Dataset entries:
▬▬▬
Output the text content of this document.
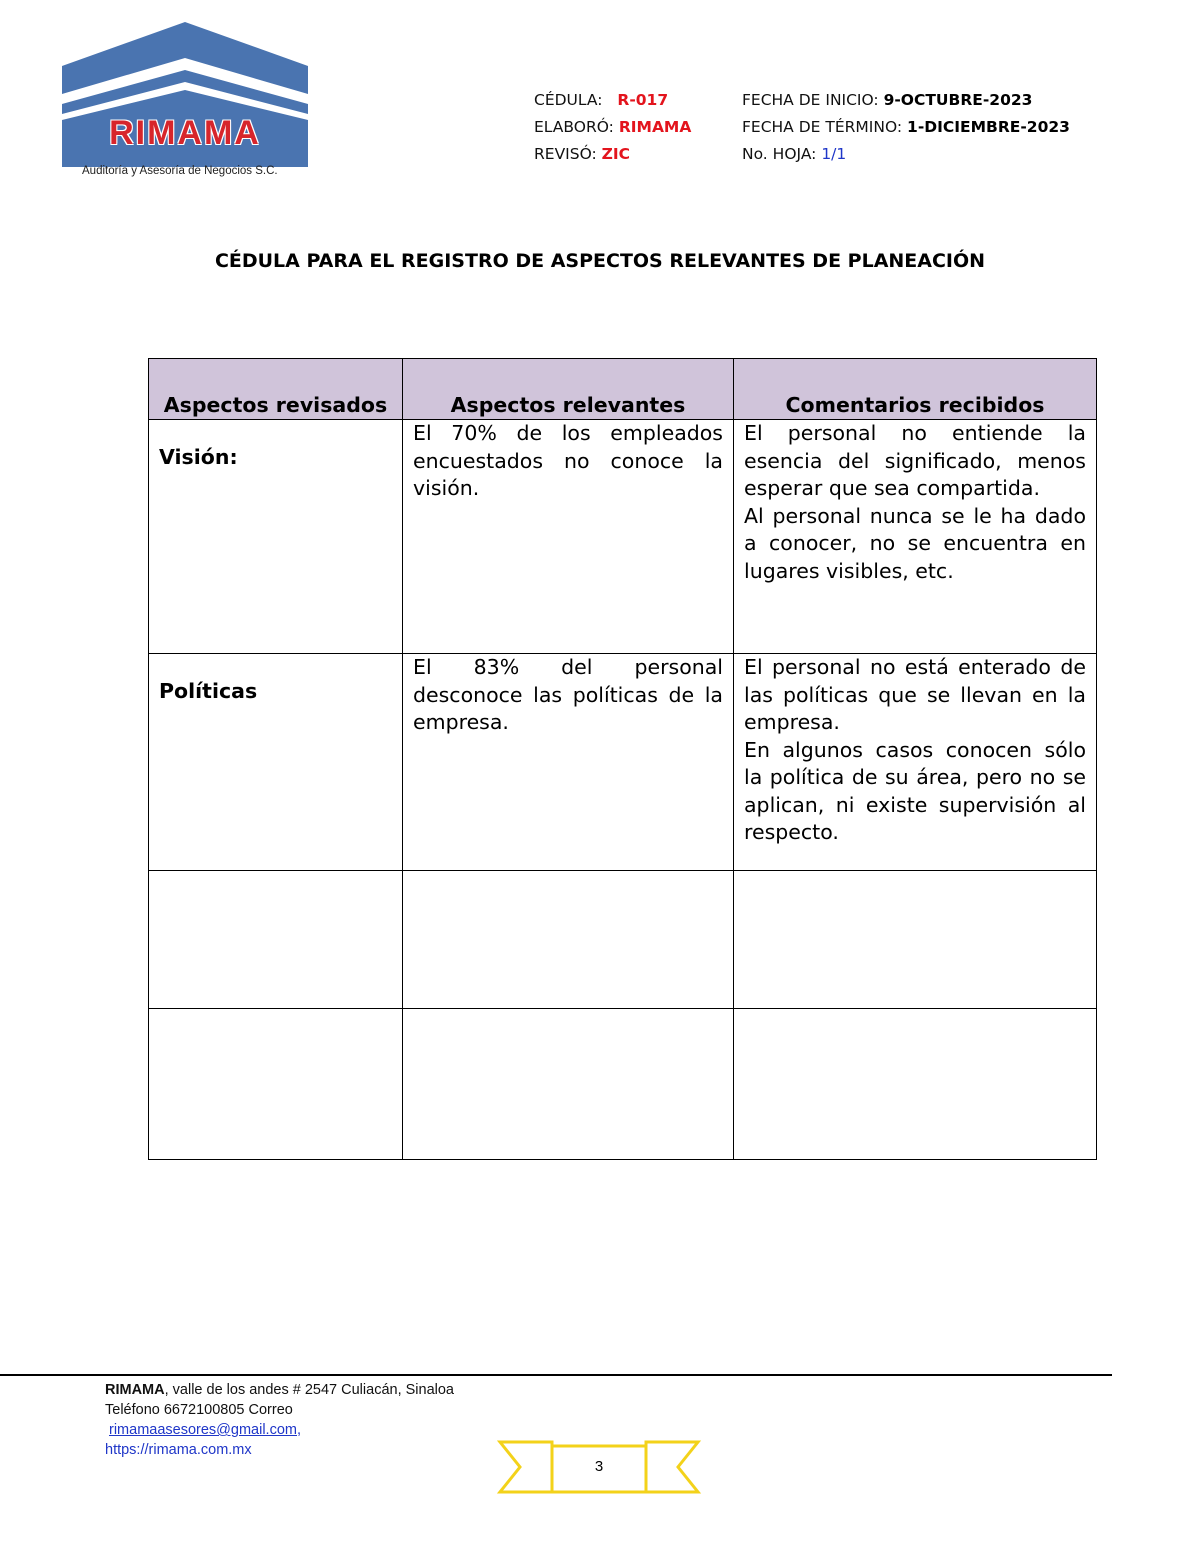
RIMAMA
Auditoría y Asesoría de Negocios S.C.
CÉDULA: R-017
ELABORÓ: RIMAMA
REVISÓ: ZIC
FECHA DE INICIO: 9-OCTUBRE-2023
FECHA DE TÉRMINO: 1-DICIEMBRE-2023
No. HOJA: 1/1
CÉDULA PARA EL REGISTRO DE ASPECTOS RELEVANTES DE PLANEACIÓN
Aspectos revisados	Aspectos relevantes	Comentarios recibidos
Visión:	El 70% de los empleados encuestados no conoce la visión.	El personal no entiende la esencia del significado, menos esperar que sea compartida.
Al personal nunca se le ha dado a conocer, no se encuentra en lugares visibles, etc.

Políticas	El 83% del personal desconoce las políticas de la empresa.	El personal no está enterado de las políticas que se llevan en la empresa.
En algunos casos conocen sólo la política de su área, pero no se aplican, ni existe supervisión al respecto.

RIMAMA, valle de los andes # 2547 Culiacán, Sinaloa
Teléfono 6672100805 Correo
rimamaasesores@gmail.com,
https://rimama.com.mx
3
▬▬▬
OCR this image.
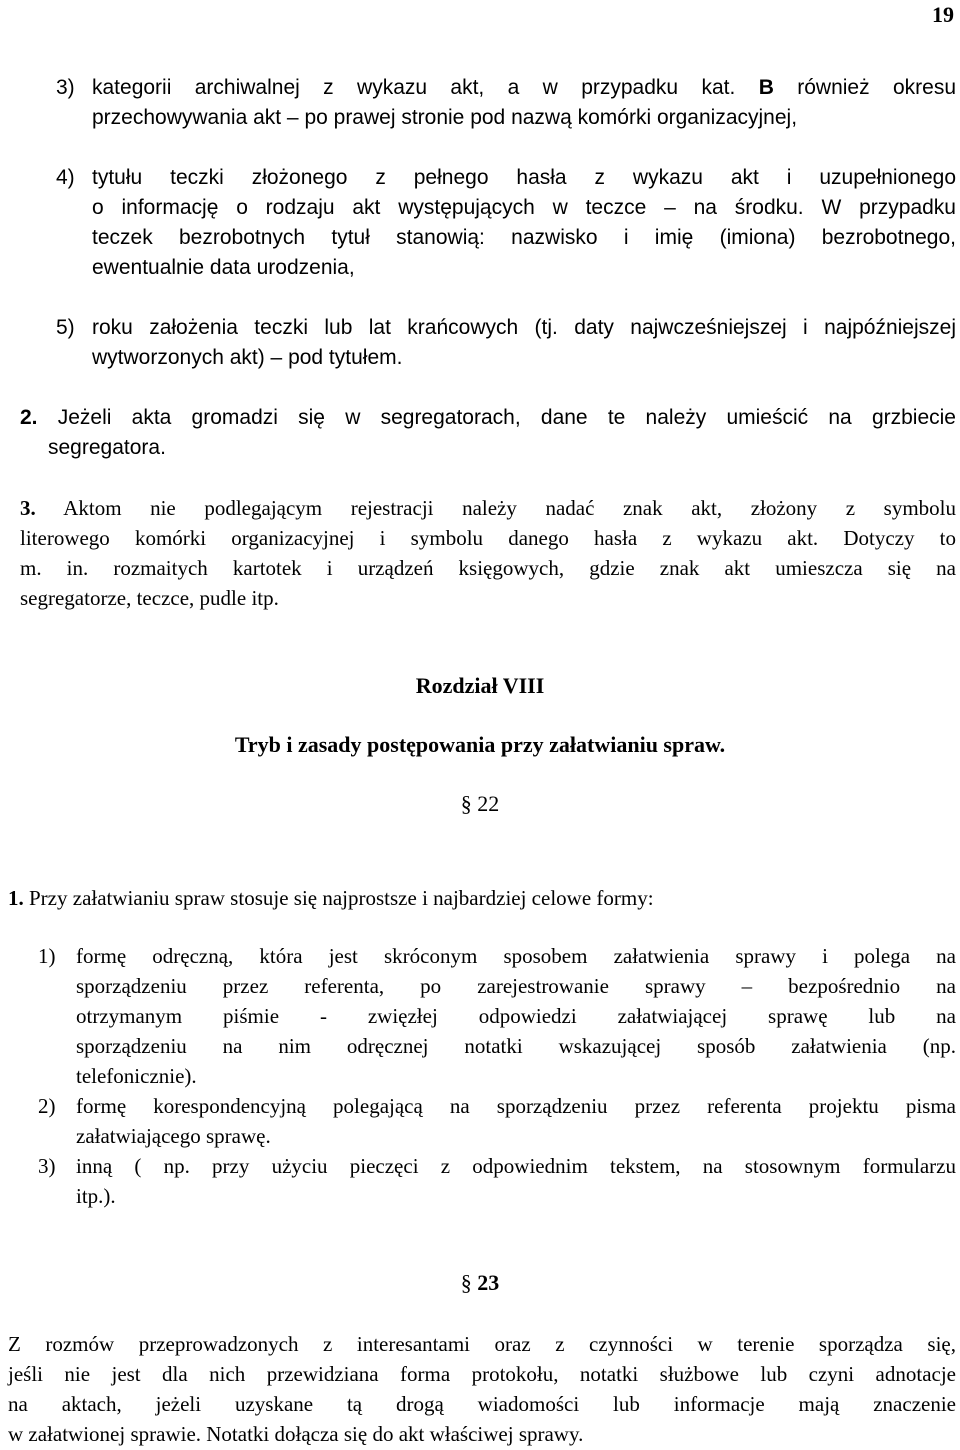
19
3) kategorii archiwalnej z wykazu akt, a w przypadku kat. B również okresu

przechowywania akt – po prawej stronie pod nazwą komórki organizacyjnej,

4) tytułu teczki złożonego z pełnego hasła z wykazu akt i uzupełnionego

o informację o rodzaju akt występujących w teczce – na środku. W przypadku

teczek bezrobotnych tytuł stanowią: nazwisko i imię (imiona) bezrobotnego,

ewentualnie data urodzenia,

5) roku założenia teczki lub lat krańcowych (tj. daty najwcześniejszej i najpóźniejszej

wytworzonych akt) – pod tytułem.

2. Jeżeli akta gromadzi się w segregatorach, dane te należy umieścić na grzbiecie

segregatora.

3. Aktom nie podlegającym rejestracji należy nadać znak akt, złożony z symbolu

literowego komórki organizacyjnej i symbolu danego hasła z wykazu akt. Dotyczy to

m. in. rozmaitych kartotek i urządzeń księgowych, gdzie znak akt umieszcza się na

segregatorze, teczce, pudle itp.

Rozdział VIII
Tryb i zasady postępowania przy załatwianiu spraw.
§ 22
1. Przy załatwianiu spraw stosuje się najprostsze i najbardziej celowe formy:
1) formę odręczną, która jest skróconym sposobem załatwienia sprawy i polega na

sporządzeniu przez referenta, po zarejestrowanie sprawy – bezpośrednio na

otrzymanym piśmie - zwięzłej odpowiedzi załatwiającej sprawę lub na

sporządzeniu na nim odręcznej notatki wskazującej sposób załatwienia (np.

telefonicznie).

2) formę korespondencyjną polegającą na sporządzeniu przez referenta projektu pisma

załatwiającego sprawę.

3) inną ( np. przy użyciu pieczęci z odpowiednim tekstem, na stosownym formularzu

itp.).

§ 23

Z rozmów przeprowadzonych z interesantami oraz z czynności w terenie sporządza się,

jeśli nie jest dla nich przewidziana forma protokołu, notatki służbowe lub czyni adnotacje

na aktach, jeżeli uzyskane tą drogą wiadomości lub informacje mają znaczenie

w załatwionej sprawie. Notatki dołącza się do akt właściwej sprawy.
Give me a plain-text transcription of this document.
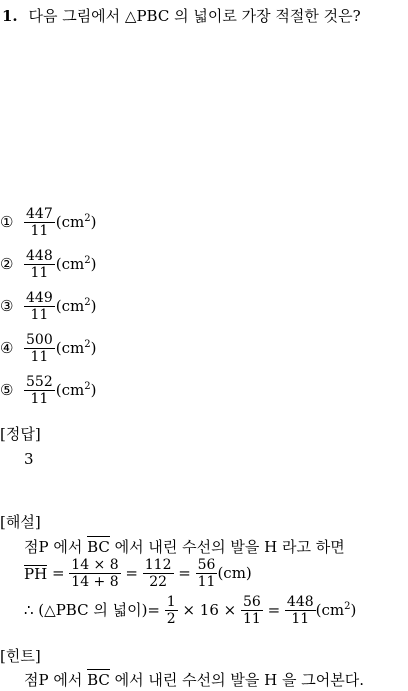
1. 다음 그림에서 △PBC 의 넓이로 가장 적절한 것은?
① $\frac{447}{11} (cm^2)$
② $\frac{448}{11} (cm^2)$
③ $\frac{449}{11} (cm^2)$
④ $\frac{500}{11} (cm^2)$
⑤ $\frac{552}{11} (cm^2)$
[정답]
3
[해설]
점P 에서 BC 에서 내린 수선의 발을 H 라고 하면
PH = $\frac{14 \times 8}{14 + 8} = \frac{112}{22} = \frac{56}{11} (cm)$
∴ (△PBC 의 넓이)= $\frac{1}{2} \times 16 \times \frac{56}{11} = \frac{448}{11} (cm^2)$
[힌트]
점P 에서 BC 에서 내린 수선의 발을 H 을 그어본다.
▬▬▬
• [TASK BRIEF]
Give only the number of lines in the data that hold the word "hasła".

• [FINAL RESULT]
2